Your objective:
Retype the records word for word. Skip every image.
·····
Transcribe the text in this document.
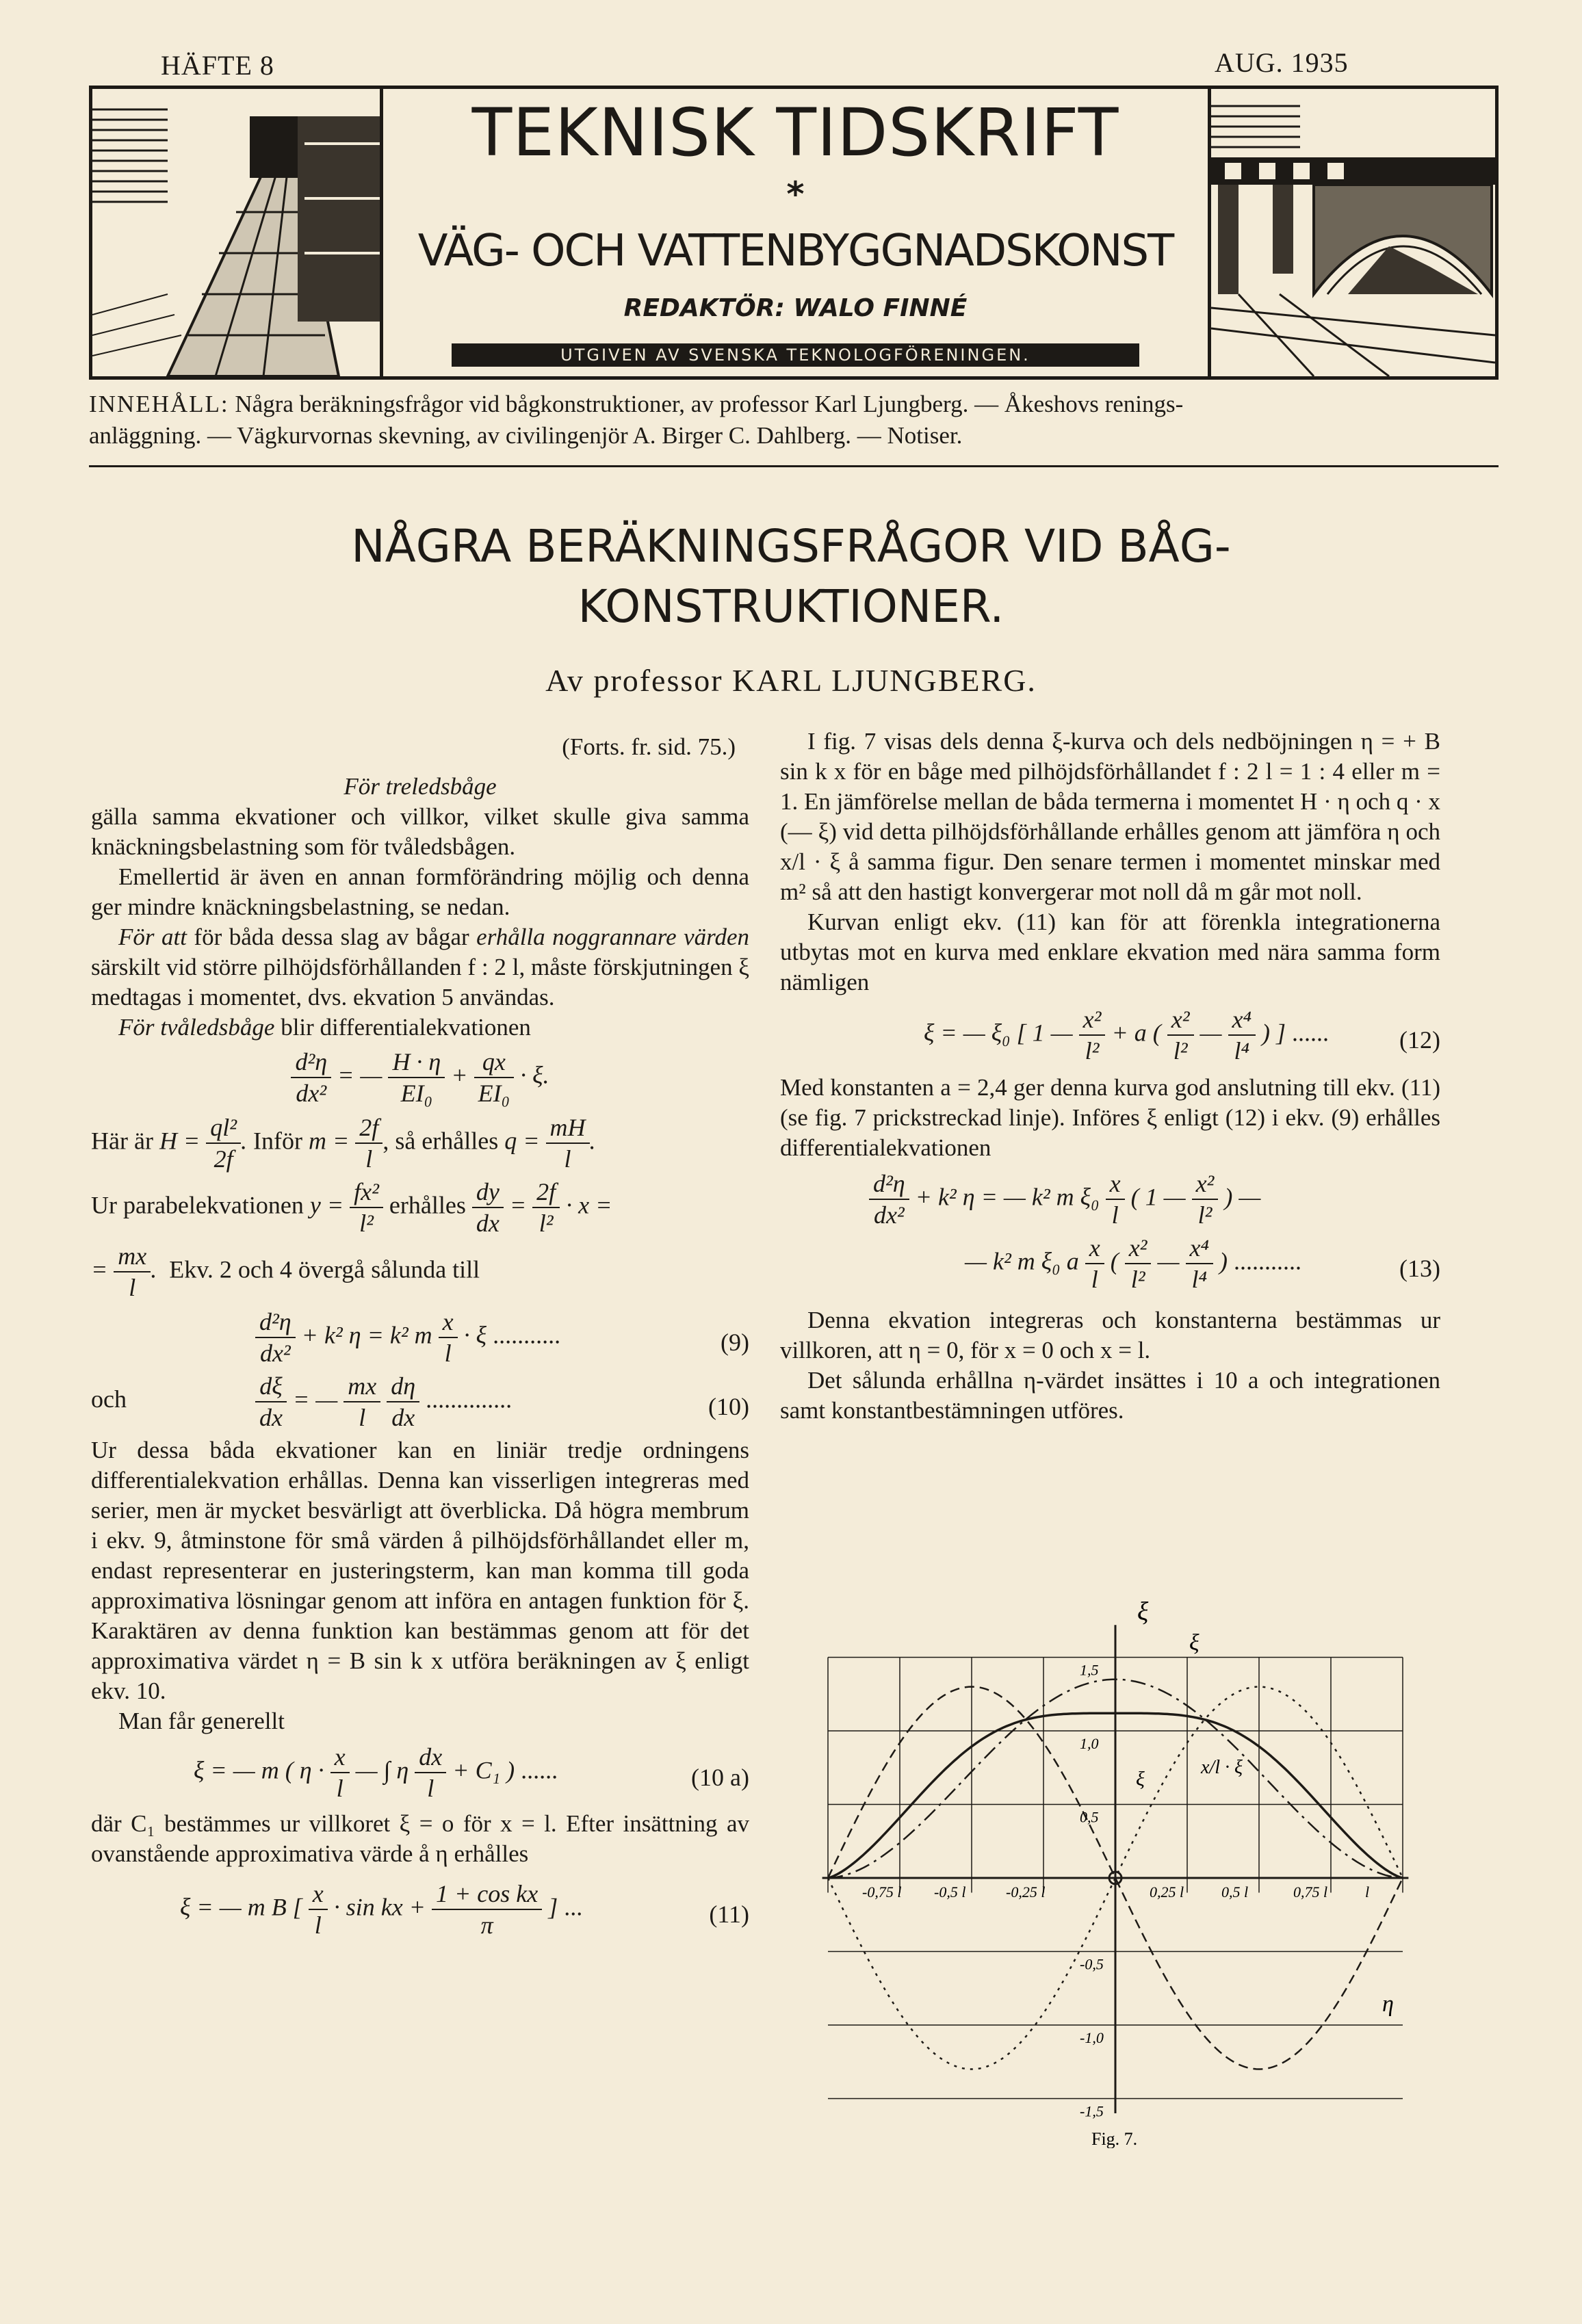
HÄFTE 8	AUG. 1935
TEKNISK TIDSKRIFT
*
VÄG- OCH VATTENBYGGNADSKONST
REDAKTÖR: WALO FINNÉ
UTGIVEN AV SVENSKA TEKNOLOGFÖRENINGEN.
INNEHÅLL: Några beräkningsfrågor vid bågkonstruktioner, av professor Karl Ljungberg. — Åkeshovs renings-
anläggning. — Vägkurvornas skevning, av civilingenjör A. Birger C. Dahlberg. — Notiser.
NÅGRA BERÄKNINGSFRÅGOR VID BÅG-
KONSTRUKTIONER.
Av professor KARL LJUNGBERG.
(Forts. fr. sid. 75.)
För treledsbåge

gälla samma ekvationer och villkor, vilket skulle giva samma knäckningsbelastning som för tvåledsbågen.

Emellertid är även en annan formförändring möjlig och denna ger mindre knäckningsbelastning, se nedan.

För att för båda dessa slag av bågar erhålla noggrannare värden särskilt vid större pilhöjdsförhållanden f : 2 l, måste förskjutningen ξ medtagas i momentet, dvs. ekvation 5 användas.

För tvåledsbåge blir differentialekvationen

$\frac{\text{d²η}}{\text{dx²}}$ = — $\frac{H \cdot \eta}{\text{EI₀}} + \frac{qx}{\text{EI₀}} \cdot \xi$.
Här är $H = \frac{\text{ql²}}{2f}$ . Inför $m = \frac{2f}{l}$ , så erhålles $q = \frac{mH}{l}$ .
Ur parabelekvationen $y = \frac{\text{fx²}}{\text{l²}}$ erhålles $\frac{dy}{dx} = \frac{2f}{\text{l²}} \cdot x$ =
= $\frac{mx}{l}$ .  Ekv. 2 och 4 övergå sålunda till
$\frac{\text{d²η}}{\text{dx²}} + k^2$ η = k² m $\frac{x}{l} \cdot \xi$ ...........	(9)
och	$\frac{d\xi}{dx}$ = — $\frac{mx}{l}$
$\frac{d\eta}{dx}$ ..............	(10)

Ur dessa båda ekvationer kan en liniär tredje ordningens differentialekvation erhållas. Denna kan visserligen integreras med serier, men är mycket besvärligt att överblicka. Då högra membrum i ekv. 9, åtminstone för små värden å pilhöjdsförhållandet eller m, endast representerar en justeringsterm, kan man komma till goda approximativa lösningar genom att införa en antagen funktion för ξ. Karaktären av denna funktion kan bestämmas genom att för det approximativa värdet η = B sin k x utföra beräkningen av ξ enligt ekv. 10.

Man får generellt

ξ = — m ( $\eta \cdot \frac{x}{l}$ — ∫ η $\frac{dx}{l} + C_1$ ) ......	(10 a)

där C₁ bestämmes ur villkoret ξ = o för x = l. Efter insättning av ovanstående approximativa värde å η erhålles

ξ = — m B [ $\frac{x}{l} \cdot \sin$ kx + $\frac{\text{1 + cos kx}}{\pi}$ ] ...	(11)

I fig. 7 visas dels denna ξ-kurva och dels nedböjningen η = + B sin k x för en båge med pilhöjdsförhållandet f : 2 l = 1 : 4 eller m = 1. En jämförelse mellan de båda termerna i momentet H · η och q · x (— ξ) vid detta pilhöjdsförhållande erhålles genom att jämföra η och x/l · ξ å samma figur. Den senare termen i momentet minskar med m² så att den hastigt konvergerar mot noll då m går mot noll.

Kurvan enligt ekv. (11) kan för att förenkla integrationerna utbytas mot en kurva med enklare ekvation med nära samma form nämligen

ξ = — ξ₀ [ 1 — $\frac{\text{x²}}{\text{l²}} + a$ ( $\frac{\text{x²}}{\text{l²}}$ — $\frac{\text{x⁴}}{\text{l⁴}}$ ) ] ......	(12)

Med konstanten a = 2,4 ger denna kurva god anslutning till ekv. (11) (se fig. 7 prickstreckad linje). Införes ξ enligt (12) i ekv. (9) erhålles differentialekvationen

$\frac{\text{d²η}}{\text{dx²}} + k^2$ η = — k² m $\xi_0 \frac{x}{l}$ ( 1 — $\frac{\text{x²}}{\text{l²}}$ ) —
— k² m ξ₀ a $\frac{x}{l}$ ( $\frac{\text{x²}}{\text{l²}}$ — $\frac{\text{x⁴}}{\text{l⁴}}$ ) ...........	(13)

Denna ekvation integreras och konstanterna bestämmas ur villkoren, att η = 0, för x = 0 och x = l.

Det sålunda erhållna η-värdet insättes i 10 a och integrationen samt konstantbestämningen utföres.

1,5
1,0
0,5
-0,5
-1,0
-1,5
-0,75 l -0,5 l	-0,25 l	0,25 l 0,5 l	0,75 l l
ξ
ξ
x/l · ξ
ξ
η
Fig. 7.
·····
Response for this exercise:
Transcribe the text in this document.
HÄFTE 8	AUG. 1935
TEKNISK TIDSKRIFT
*
VÄG- OCH VATTENBYGGNADSKONST
REDAKTÖR: WALO FINNÉ
UTGIVEN AV SVENSKA TEKNOLOGFÖRENINGEN.
INNEHÅLL: Några beräkningsfrågor vid bågkonstruktioner, av professor Karl Ljungberg. — Åkeshovs renings-
anläggning. — Vägkurvornas skevning, av civilingenjör A. Birger C. Dahlberg. — Notiser.
NÅGRA BERÄKNINGSFRÅGOR VID BÅG-
KONSTRUKTIONER.
Av professor KARL LJUNGBERG.
(Forts. fr. sid. 75.)
För treledsbåge

gälla samma ekvationer och villkor, vilket skulle giva samma knäckningsbelastning som för tvåledsbågen.

Emellertid är även en annan formförändring möjlig och denna ger mindre knäckningsbelastning, se nedan.

För att för båda dessa slag av bågar erhålla noggrannare värden särskilt vid större pilhöjdsförhållanden f : 2 l, måste förskjutningen ξ medtagas i momentet, dvs. ekvation 5 användas.

För tvåledsbåge blir differentialekvationen

$\frac{\text{d²η}}{\text{dx²}}$ = — $\frac{H \cdot \eta}{\text{EI₀}} + \frac{qx}{\text{EI₀}} \cdot \xi$.
Här är $H = \frac{\text{ql²}}{2f}$ . Inför $m = \frac{2f}{l}$ , så erhålles $q = \frac{mH}{l}$ .
Ur parabelekvationen $y = \frac{\text{fx²}}{\text{l²}}$ erhålles $\frac{dy}{dx} = \frac{2f}{\text{l²}} \cdot x$ =
= $\frac{mx}{l}$ .  Ekv. 2 och 4 övergå sålunda till
$\frac{\text{d²η}}{\text{dx²}} + k^2$ η = k² m $\frac{x}{l} \cdot \xi$ ...........	(9)
och	$\frac{d\xi}{dx}$ = — $\frac{mx}{l}$
$\frac{d\eta}{dx}$ ..............	(10)

Ur dessa båda ekvationer kan en liniär tredje ordningens differentialekvation erhållas. Denna kan visserligen integreras med serier, men är mycket besvärligt att överblicka. Då högra membrum i ekv. 9, åtminstone för små värden å pilhöjdsförhållandet eller m, endast representerar en justeringsterm, kan man komma till goda approximativa lösningar genom att införa en antagen funktion för ξ. Karaktären av denna funktion kan bestämmas genom att för det approximativa värdet η = B sin k x utföra beräkningen av ξ enligt ekv. 10.

Man får generellt

ξ = — m ( $\eta \cdot \frac{x}{l}$ — ∫ η $\frac{dx}{l} + C_1$ ) ......	(10 a)

där C₁ bestämmes ur villkoret ξ = o för x = l. Efter insättning av ovanstående approximativa värde å η erhålles

ξ = — m B [ $\frac{x}{l} \cdot \sin$ kx + $\frac{\text{1 + cos kx}}{\pi}$ ] ...	(11)

I fig. 7 visas dels denna ξ-kurva och dels nedböjningen η = + B sin k x för en båge med pilhöjdsförhållandet f : 2 l = 1 : 4 eller m = 1. En jämförelse mellan de båda termerna i momentet H · η och q · x (— ξ) vid detta pilhöjdsförhållande erhålles genom att jämföra η och x/l · ξ å samma figur. Den senare termen i momentet minskar med m² så att den hastigt konvergerar mot noll då m går mot noll.

Kurvan enligt ekv. (11) kan för att förenkla integrationerna utbytas mot en kurva med enklare ekvation med nära samma form nämligen

ξ = — ξ₀ [ 1 — $\frac{\text{x²}}{\text{l²}} + a$ ( $\frac{\text{x²}}{\text{l²}}$ — $\frac{\text{x⁴}}{\text{l⁴}}$ ) ] ......	(12)

Med konstanten a = 2,4 ger denna kurva god anslutning till ekv. (11) (se fig. 7 prickstreckad linje). Införes ξ enligt (12) i ekv. (9) erhålles differentialekvationen

$\frac{\text{d²η}}{\text{dx²}} + k^2$ η = — k² m $\xi_0 \frac{x}{l}$ ( 1 — $\frac{\text{x²}}{\text{l²}}$ ) —
— k² m ξ₀ a $\frac{x}{l}$ ( $\frac{\text{x²}}{\text{l²}}$ — $\frac{\text{x⁴}}{\text{l⁴}}$ ) ...........	(13)

Denna ekvation integreras och konstanterna bestämmas ur villkoren, att η = 0, för x = 0 och x = l.

Det sålunda erhållna η-värdet insättes i 10 a och integrationen samt konstantbestämningen utföres.

1,5
1,0
0,5
-0,5
-1,0
-1,5
-0,75 l -0,5 l	-0,25 l	0,25 l 0,5 l	0,75 l l
ξ
ξ
x/l · ξ
ξ
η
Fig. 7.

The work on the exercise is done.